:: Supplied data

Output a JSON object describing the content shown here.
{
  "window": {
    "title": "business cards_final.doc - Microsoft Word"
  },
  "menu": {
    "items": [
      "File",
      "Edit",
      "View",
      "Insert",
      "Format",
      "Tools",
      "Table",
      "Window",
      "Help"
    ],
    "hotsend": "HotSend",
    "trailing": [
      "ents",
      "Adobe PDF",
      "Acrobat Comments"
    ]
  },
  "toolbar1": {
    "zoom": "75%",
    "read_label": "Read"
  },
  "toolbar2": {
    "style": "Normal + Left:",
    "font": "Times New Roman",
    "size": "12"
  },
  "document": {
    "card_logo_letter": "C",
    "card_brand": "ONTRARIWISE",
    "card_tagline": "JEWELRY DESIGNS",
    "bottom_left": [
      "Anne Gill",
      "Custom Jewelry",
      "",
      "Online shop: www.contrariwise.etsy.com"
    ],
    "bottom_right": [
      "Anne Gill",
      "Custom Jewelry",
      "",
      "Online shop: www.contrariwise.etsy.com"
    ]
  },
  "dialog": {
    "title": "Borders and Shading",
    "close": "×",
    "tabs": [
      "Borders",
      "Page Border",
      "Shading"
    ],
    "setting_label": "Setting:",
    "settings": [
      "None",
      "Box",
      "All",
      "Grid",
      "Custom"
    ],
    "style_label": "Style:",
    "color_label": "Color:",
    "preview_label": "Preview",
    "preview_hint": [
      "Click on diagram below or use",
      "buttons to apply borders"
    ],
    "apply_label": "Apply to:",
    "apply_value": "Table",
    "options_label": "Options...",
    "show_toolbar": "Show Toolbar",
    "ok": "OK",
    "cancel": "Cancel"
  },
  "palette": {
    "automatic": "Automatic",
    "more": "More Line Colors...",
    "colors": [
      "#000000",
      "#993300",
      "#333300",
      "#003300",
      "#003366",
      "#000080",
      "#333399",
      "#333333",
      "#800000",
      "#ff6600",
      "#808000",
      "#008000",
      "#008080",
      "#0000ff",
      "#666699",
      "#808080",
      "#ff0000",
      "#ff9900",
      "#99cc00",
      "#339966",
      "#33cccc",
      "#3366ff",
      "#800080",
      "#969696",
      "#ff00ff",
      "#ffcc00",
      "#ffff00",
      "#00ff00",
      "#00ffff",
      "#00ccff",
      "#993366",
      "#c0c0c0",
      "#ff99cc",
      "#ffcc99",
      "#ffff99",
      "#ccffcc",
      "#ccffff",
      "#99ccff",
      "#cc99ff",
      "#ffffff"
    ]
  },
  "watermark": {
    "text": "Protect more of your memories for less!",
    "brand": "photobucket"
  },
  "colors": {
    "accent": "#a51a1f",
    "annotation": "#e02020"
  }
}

::::

_Your objective_
Return every record above exactly as it appears.

_Answer to this exercise_
Output a JSON object describing the content shown here.
{
  "window": {
    "title": "business cards_final.doc - Microsoft Word"
  },
  "menu": {
    "items": [
      "File",
      "Edit",
      "View",
      "Insert",
      "Format",
      "Tools",
      "Table",
      "Window",
      "Help"
    ],
    "hotsend": "HotSend",
    "trailing": [
      "ents",
      "Adobe PDF",
      "Acrobat Comments"
    ]
  },
  "toolbar1": {
    "zoom": "75%",
    "read_label": "Read"
  },
  "toolbar2": {
    "style": "Normal + Left:",
    "font": "Times New Roman",
    "size": "12"
  },
  "document": {
    "card_logo_letter": "C",
    "card_brand": "ONTRARIWISE",
    "card_tagline": "JEWELRY DESIGNS",
    "bottom_left": [
      "Anne Gill",
      "Custom Jewelry",
      "",
      "Online shop: www.contrariwise.etsy.com"
    ],
    "bottom_right": [
      "Anne Gill",
      "Custom Jewelry",
      "",
      "Online shop: www.contrariwise.etsy.com"
    ]
  },
  "dialog": {
    "title": "Borders and Shading",
    "close": "×",
    "tabs": [
      "Borders",
      "Page Border",
      "Shading"
    ],
    "setting_label": "Setting:",
    "settings": [
      "None",
      "Box",
      "All",
      "Grid",
      "Custom"
    ],
    "style_label": "Style:",
    "color_label": "Color:",
    "preview_label": "Preview",
    "preview_hint": [
      "Click on diagram below or use",
      "buttons to apply borders"
    ],
    "apply_label": "Apply to:",
    "apply_value": "Table",
    "options_label": "Options...",
    "show_toolbar": "Show Toolbar",
    "ok": "OK",
    "cancel": "Cancel"
  },
  "palette": {
    "automatic": "Automatic",
    "more": "More Line Colors...",
    "colors": [
      "#000000",
      "#993300",
      "#333300",
      "#003300",
      "#003366",
      "#000080",
      "#333399",
      "#333333",
      "#800000",
      "#ff6600",
      "#808000",
      "#008000",
      "#008080",
      "#0000ff",
      "#666699",
      "#808080",
      "#ff0000",
      "#ff9900",
      "#99cc00",
      "#339966",
      "#33cccc",
      "#3366ff",
      "#800080",
      "#969696",
      "#ff00ff",
      "#ffcc00",
      "#ffff00",
      "#00ff00",
      "#00ffff",
      "#00ccff",
      "#993366",
      "#c0c0c0",
      "#ff99cc",
      "#ffcc99",
      "#ffff99",
      "#ccffcc",
      "#ccffff",
      "#99ccff",
      "#cc99ff",
      "#ffffff"
    ]
  },
  "watermark": {
    "text": "Protect more of your memories for less!",
    "brand": "photobucket"
  },
  "colors": {
    "accent": "#a51a1f",
    "annotation": "#e02020"
  }
}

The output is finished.